__EXCERPTED TEXT__.
=-=-=
All Saints Margaret Street | Trinity 16 Sunday 23 September 2012

Sermon for Trinity 16 Sunday 23 September 2012

Sermon preached by Fr. Julia

Mark 9.36  Jesus then took a little child, set him in front of them, and put his arms around him …

Jesus says that the first will be last; he says that the values of contemporary society are reversed when we follow Him. They didn’t listen to sermons then,  and we’re not much better now. So Jesus gave his quarelling, uncomprehending disciples a living sermon instead. Jesus took a little child, set him in front of them and put his arms around him. You know the traditional explanation: we see Jesus in the child, in the less privileged, in the vulnerable, those rejected by society, those worse off than us and so on, so that we treat them better than we might have done, for that reason, because we’re serving God. Like so many worthy explanations, it turns the text into a morality tale. I’m sure it’s fine, but do you see how we always find ourselves on the winning side, the ones who know best, the ones doing good, the ones who know how matters should stand? We read, we sit here, we listen and so slowly become the worthy righteous ones who know the answers to life and how to behave. This is the way we master our subject. We like explanations. But then we discover we are neither worthy nor righteous, and there’s an internal conflict between what we are and what we think we are supposed to be. That’s our life sentence.
=-=-=
Records from a collection
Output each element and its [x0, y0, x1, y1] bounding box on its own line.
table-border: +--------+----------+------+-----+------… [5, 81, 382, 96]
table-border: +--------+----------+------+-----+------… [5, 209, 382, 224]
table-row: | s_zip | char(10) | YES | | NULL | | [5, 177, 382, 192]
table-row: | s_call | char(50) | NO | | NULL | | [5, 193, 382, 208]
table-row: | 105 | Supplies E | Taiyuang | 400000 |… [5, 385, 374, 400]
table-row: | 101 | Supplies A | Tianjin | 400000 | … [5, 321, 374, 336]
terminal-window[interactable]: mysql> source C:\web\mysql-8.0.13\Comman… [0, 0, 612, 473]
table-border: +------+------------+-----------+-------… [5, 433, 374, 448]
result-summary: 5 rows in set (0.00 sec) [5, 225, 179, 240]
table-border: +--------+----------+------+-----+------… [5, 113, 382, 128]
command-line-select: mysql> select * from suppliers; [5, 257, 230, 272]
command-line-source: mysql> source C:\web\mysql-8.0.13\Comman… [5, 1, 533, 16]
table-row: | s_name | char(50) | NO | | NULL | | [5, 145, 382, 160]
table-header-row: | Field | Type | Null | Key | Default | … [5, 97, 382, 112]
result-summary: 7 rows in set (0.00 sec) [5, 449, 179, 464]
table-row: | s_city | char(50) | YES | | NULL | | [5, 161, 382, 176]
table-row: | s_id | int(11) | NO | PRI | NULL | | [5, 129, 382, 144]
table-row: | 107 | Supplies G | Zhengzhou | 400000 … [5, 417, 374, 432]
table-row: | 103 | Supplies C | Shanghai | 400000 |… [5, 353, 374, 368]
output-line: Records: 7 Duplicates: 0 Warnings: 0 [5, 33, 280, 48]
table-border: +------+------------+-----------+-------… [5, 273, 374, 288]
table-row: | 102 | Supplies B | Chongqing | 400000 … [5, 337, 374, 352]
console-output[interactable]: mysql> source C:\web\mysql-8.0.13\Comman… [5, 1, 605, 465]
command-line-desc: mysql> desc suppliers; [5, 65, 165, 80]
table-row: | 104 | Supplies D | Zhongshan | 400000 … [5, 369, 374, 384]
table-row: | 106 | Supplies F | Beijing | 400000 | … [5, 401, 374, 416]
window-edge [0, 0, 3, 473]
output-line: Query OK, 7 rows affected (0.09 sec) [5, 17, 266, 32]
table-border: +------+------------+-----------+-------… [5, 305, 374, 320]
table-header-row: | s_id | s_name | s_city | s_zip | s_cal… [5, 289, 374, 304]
=-=-=
__REQUIRED ACTIONS__.
(A) According to the sermon, what is "our life sentence"?
(B) In the records, rewrite the lines from the beginning through the line holding "table-row: | 101", inclusive, with "s_zip" changed to "s_postal" and nothing else altered.

__TASK-BY-TASK SOLUTIONS__.
(A) The internal conflict between what we are and what we think we are supposed to be.

(B)
Output each element and its [x0, y0, x1, y1] bounding box on its own line.
table-border: +--------+----------+------+-----+------… [5, 81, 382, 96]
table-border: +--------+----------+------+-----+------… [5, 209, 382, 224]
table-row: | s_postal | char(10) | YES | | NULL | | [5, 177, 382, 192]
table-row: | s_call | char(50) | NO | | NULL | | [5, 193, 382, 208]
table-row: | 105 | Supplies E | Taiyuang | 400000 |… [5, 385, 374, 400]
table-row: | 101 | Supplies A | Tianjin | 400000 | … [5, 321, 374, 336]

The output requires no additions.